#### Dataset
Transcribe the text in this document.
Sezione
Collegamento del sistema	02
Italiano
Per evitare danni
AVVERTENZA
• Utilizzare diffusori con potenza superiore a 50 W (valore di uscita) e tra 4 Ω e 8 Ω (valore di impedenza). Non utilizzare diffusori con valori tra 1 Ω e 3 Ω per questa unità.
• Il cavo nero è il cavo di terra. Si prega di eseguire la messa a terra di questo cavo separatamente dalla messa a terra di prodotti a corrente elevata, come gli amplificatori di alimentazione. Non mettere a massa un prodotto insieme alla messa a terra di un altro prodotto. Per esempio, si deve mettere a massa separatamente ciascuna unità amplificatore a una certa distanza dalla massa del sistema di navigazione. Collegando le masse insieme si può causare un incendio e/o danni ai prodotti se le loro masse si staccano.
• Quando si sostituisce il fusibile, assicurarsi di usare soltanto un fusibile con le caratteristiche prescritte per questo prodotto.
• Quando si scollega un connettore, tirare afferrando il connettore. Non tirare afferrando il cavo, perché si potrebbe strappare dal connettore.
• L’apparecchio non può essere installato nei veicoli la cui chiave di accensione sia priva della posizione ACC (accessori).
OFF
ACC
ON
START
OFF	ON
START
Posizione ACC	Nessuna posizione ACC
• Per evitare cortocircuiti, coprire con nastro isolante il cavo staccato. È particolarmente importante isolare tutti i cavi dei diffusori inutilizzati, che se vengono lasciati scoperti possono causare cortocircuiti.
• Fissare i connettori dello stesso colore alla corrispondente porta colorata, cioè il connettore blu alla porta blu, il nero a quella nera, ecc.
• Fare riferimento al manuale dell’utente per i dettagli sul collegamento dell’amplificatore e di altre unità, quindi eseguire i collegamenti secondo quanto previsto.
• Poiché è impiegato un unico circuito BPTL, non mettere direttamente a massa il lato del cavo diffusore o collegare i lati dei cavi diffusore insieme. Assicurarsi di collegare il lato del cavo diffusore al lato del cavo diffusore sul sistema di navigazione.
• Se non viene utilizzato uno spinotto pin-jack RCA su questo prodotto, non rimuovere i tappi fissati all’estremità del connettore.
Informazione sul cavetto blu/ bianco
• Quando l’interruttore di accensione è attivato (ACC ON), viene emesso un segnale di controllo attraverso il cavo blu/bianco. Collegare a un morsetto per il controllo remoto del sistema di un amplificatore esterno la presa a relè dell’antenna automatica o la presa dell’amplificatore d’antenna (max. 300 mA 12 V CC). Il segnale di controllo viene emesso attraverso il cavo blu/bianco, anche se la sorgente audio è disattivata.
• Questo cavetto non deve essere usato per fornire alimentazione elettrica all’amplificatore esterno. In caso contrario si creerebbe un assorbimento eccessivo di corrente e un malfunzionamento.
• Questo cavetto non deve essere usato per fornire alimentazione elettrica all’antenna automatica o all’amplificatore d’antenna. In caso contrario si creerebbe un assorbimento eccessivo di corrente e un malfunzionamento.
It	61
########
▶ Exercise description
Each line above is to be repeated exactly.

▶ Task output
Transcribe the text in this document.
Sezione
Collegamento del sistema	02
Italiano
Per evitare danni
AVVERTENZA
• Utilizzare diffusori con potenza superiore a 50 W (valore di uscita) e tra 4 Ω e 8 Ω (valore di impedenza). Non utilizzare diffusori con valori tra 1 Ω e 3 Ω per questa unità.
• Il cavo nero è il cavo di terra. Si prega di eseguire la messa a terra di questo cavo separatamente dalla messa a terra di prodotti a corrente elevata, come gli amplificatori di alimentazione. Non mettere a massa un prodotto insieme alla messa a terra di un altro prodotto. Per esempio, si deve mettere a massa separatamente ciascuna unità amplificatore a una certa distanza dalla massa del sistema di navigazione. Collegando le masse insieme si può causare un incendio e/o danni ai prodotti se le loro masse si staccano.
• Quando si sostituisce il fusibile, assicurarsi di usare soltanto un fusibile con le caratteristiche prescritte per questo prodotto.
• Quando si scollega un connettore, tirare afferrando il connettore. Non tirare afferrando il cavo, perché si potrebbe strappare dal connettore.
• L’apparecchio non può essere installato nei veicoli la cui chiave di accensione sia priva della posizione ACC (accessori).
OFF
ACC
ON
START
OFF	ON
START
Posizione ACC	Nessuna posizione ACC
• Per evitare cortocircuiti, coprire con nastro isolante il cavo staccato. È particolarmente importante isolare tutti i cavi dei diffusori inutilizzati, che se vengono lasciati scoperti possono causare cortocircuiti.
• Fissare i connettori dello stesso colore alla corrispondente porta colorata, cioè il connettore blu alla porta blu, il nero a quella nera, ecc.
• Fare riferimento al manuale dell’utente per i dettagli sul collegamento dell’amplificatore e di altre unità, quindi eseguire i collegamenti secondo quanto previsto.
• Poiché è impiegato un unico circuito BPTL, non mettere direttamente a massa il lato del cavo diffusore o collegare i lati dei cavi diffusore insieme. Assicurarsi di collegare il lato del cavo diffusore al lato del cavo diffusore sul sistema di navigazione.
• Se non viene utilizzato uno spinotto pin-jack RCA su questo prodotto, non rimuovere i tappi fissati all’estremità del connettore.
Informazione sul cavetto blu/ bianco
• Quando l’interruttore di accensione è attivato (ACC ON), viene emesso un segnale di controllo attraverso il cavo blu/bianco. Collegare a un morsetto per il controllo remoto del sistema di un amplificatore esterno la presa a relè dell’antenna automatica o la presa dell’amplificatore d’antenna (max. 300 mA 12 V CC). Il segnale di controllo viene emesso attraverso il cavo blu/bianco, anche se la sorgente audio è disattivata.
• Questo cavetto non deve essere usato per fornire alimentazione elettrica all’amplificatore esterno. In caso contrario si creerebbe un assorbimento eccessivo di corrente e un malfunzionamento.
• Questo cavetto non deve essere usato per fornire alimentazione elettrica all’antenna automatica o all’amplificatore d’antenna. In caso contrario si creerebbe un assorbimento eccessivo di corrente e un malfunzionamento.
It	61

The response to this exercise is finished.